Aim
Transcribe the data that follows precisely, omitting nothing.

Records
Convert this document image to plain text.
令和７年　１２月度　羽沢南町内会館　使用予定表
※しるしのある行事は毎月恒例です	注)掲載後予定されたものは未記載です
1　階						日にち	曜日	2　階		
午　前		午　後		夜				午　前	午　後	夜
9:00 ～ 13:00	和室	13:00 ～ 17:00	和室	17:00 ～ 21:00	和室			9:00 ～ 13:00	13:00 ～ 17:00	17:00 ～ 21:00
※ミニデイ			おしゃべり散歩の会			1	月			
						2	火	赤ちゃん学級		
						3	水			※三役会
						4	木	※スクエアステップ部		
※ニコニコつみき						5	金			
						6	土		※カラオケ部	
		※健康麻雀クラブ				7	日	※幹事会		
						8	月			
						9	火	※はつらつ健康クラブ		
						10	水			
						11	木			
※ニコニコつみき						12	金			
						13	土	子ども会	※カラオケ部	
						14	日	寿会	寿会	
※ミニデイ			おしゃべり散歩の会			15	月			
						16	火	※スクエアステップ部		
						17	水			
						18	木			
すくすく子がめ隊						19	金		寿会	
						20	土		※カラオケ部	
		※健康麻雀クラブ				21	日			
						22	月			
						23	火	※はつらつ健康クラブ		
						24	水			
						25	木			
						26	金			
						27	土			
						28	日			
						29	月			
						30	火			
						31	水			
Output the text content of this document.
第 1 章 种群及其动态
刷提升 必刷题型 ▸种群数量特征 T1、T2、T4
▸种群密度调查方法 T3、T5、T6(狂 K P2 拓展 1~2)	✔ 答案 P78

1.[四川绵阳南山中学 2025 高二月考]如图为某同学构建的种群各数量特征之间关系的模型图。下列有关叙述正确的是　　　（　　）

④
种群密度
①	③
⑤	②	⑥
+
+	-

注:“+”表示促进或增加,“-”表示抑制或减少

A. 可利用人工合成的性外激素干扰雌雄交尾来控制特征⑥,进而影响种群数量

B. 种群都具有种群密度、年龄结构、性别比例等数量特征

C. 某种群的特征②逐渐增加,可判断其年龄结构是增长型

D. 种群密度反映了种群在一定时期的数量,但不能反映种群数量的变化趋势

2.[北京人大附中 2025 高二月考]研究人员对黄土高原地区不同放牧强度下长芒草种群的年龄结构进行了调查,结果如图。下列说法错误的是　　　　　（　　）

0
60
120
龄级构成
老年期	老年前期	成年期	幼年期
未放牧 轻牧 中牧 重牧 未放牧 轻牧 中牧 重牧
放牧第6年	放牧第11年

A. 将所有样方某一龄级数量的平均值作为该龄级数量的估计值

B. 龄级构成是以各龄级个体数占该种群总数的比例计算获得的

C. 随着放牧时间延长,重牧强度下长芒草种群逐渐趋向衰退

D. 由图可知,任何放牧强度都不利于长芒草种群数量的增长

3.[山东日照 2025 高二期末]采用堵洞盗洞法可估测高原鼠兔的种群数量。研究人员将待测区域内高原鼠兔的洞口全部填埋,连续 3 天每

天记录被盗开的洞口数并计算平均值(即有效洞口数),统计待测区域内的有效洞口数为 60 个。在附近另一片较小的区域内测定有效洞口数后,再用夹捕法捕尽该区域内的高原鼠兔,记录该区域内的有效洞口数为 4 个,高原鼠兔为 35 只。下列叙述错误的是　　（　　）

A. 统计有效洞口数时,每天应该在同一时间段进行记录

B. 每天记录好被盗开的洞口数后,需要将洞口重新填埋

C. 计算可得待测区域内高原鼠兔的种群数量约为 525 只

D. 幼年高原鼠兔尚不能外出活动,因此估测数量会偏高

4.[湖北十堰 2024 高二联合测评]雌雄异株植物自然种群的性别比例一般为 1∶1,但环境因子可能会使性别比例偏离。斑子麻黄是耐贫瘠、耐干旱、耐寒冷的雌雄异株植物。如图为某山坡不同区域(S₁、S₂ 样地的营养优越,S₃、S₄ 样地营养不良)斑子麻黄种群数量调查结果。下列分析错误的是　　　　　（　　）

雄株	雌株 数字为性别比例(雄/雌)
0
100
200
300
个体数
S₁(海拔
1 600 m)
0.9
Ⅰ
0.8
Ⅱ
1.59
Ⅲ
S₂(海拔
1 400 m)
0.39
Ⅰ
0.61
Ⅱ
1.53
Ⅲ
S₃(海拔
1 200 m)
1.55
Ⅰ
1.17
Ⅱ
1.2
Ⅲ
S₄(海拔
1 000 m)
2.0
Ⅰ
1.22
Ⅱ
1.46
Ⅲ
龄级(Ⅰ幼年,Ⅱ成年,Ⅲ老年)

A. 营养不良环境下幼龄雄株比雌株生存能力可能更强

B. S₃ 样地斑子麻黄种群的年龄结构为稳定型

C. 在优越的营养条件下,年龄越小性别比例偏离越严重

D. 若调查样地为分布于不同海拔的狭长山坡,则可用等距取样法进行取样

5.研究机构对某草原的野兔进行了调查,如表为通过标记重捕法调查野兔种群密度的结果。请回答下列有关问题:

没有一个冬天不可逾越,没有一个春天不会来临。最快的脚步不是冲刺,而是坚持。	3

Expected output
Convert this document image to plain text.
令和７年　１２月度　羽沢南町内会館　使用予定表
※しるしのある行事は毎月恒例です	注)掲載後予定されたものは未記載です
1　階						日にち	曜日	2　階		
午　前		午　後		夜				午　前	午　後	夜
9:00 ～ 13:00	和室	13:00 ～ 17:00	和室	17:00 ～ 21:00	和室			9:00 ～ 13:00	13:00 ～ 17:00	17:00 ～ 21:00
※ミニデイ			おしゃべり散歩の会			1	月			
						2	火	赤ちゃん学級		
						3	水			※三役会
						4	木	※スクエアステップ部		
※ニコニコつみき						5	金			
						6	土		※カラオケ部	
		※健康麻雀クラブ				7	日	※幹事会		
						8	月			
						9	火	※はつらつ健康クラブ		
						10	水			
						11	木			
※ニコニコつみき						12	金			
						13	土	子ども会	※カラオケ部	
						14	日	寿会	寿会	
※ミニデイ			おしゃべり散歩の会			15	月			
						16	火	※スクエアステップ部		
						17	水			
						18	木			
すくすく子がめ隊						19	金		寿会	
						20	土		※カラオケ部	
		※健康麻雀クラブ				21	日			
						22	月			
						23	火	※はつらつ健康クラブ		
						24	水			
						25	木			
						26	金			
						27	土			
						28	日			
						29	月			
						30	火			
						31	水			
Output the text content of this document.
第 1 章 种群及其动态
刷提升 必刷题型 ▸种群数量特征 T1、T2、T4
▸种群密度调查方法 T3、T5、T6(狂 K P2 拓展 1~2)	✔ 答案 P78

1.[四川绵阳南山中学 2025 高二月考]如图为某同学构建的种群各数量特征之间关系的模型图。下列有关叙述正确的是　　　（　　）

④
种群密度
①	③
⑤	②	⑥
+
+	-

注:“+”表示促进或增加,“-”表示抑制或减少

A. 可利用人工合成的性外激素干扰雌雄交尾来控制特征⑥,进而影响种群数量

B. 种群都具有种群密度、年龄结构、性别比例等数量特征

C. 某种群的特征②逐渐增加,可判断其年龄结构是增长型

D. 种群密度反映了种群在一定时期的数量,但不能反映种群数量的变化趋势

2.[北京人大附中 2025 高二月考]研究人员对黄土高原地区不同放牧强度下长芒草种群的年龄结构进行了调查,结果如图。下列说法错误的是　　　　　（　　）

0
60
120
龄级构成
老年期	老年前期	成年期	幼年期
未放牧 轻牧 中牧 重牧 未放牧 轻牧 中牧 重牧
放牧第6年	放牧第11年

A. 将所有样方某一龄级数量的平均值作为该龄级数量的估计值

B. 龄级构成是以各龄级个体数占该种群总数的比例计算获得的

C. 随着放牧时间延长,重牧强度下长芒草种群逐渐趋向衰退

D. 由图可知,任何放牧强度都不利于长芒草种群数量的增长

3.[山东日照 2025 高二期末]采用堵洞盗洞法可估测高原鼠兔的种群数量。研究人员将待测区域内高原鼠兔的洞口全部填埋,连续 3 天每

天记录被盗开的洞口数并计算平均值(即有效洞口数),统计待测区域内的有效洞口数为 60 个。在附近另一片较小的区域内测定有效洞口数后,再用夹捕法捕尽该区域内的高原鼠兔,记录该区域内的有效洞口数为 4 个,高原鼠兔为 35 只。下列叙述错误的是　　（　　）

A. 统计有效洞口数时,每天应该在同一时间段进行记录

B. 每天记录好被盗开的洞口数后,需要将洞口重新填埋

C. 计算可得待测区域内高原鼠兔的种群数量约为 525 只

D. 幼年高原鼠兔尚不能外出活动,因此估测数量会偏高

4.[湖北十堰 2024 高二联合测评]雌雄异株植物自然种群的性别比例一般为 1∶1,但环境因子可能会使性别比例偏离。斑子麻黄是耐贫瘠、耐干旱、耐寒冷的雌雄异株植物。如图为某山坡不同区域(S₁、S₂ 样地的营养优越,S₃、S₄ 样地营养不良)斑子麻黄种群数量调查结果。下列分析错误的是　　　　　（　　）

雄株	雌株 数字为性别比例(雄/雌)
0
100
200
300
个体数
S₁(海拔
1 600 m)
0.9
Ⅰ
0.8
Ⅱ
1.59
Ⅲ
S₂(海拔
1 400 m)
0.39
Ⅰ
0.61
Ⅱ
1.53
Ⅲ
S₃(海拔
1 200 m)
1.55
Ⅰ
1.17
Ⅱ
1.2
Ⅲ
S₄(海拔
1 000 m)
2.0
Ⅰ
1.22
Ⅱ
1.46
Ⅲ
龄级(Ⅰ幼年,Ⅱ成年,Ⅲ老年)

A. 营养不良环境下幼龄雄株比雌株生存能力可能更强

B. S₃ 样地斑子麻黄种群的年龄结构为稳定型

C. 在优越的营养条件下,年龄越小性别比例偏离越严重

D. 若调查样地为分布于不同海拔的狭长山坡,则可用等距取样法进行取样

5.研究机构对某草原的野兔进行了调查,如表为通过标记重捕法调查野兔种群密度的结果。请回答下列有关问题:

没有一个冬天不可逾越,没有一个春天不会来临。最快的脚步不是冲刺,而是坚持。	3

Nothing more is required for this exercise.